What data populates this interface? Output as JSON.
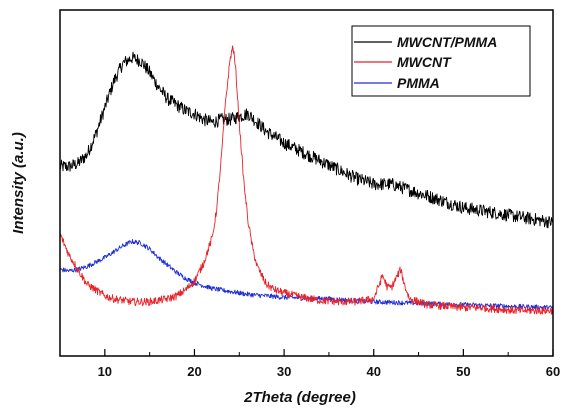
{
  "chart_data": {
    "type": "line",
    "xlabel": "2Theta (degree)",
    "ylabel": "Intensity (a.u.)",
    "xlim": [
      5,
      60
    ],
    "ylim": [
      0,
      100
    ],
    "y_ticks_shown": false,
    "x_ticks": [
      10,
      20,
      30,
      40,
      50,
      60
    ],
    "x_tick_labels": [
      "10",
      "20",
      "30",
      "40",
      "50",
      "60"
    ],
    "grid": false,
    "legend_position": "top-right",
    "series": [
      {
        "name": "MWCNT/PMMA",
        "color": "#000000",
        "x": [
          5,
          6,
          7,
          8,
          9,
          10,
          11,
          12,
          13,
          14,
          15,
          16,
          17,
          18,
          19,
          20,
          21,
          22,
          23,
          24,
          25,
          26,
          27,
          28,
          29,
          30,
          32,
          34,
          36,
          38,
          40,
          42,
          44,
          46,
          48,
          50,
          52,
          54,
          56,
          58,
          60
        ],
        "y": [
          59,
          59,
          60,
          63,
          70,
          79,
          88,
          94,
          96,
          95,
          91,
          86,
          82,
          80,
          78,
          77,
          75,
          74,
          75,
          75,
          76,
          77,
          74,
          71,
          69,
          67,
          64,
          61,
          58,
          55,
          53,
          53,
          51,
          49,
          47,
          45,
          44,
          43,
          42,
          41,
          40
        ]
      },
      {
        "name": "MWCNT",
        "color": "#e8232a",
        "x": [
          5,
          6,
          7,
          8,
          9,
          10,
          11,
          12,
          13,
          14,
          15,
          16,
          17,
          18,
          19,
          20,
          21,
          22,
          22.5,
          23,
          23.5,
          24,
          24.3,
          24.6,
          25,
          25.5,
          26,
          26.5,
          27,
          28,
          29,
          30,
          32,
          34,
          36,
          38,
          40,
          40.5,
          41,
          41.5,
          42,
          42.5,
          43,
          43.5,
          44,
          46,
          48,
          50,
          52,
          54,
          56,
          58,
          60
        ],
        "y": [
          36,
          29,
          24,
          19,
          17,
          15,
          14,
          13.5,
          13,
          13,
          13,
          13.5,
          14,
          15,
          17,
          20,
          26,
          35,
          45,
          62,
          82,
          96,
          100,
          92,
          74,
          54,
          40,
          31,
          25,
          19,
          17,
          16,
          14.5,
          13.5,
          13,
          13,
          14,
          18,
          22,
          18,
          18,
          21,
          24,
          18,
          14,
          12,
          11.5,
          11,
          11,
          10.5,
          10,
          10,
          10
        ]
      },
      {
        "name": "PMMA",
        "color": "#1f2fd6",
        "x": [
          5,
          6,
          7,
          8,
          9,
          10,
          11,
          12,
          13,
          14,
          15,
          16,
          17,
          18,
          19,
          20,
          21,
          22,
          24,
          26,
          28,
          30,
          35,
          40,
          45,
          50,
          55,
          60
        ],
        "y": [
          24,
          23.5,
          24,
          25,
          26.5,
          28,
          30,
          32,
          33.5,
          33,
          31,
          28,
          25.5,
          23,
          21,
          19.5,
          18.5,
          17.5,
          16.5,
          15.5,
          15,
          14.5,
          14,
          13,
          12.5,
          12,
          11.5,
          11
        ]
      }
    ]
  }
}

────────────────────

▸ WHAT IS NEEDED
For the data above, state only how many lines include the word "name".

▸ SOLUTION FOR THIS EXERCISE
3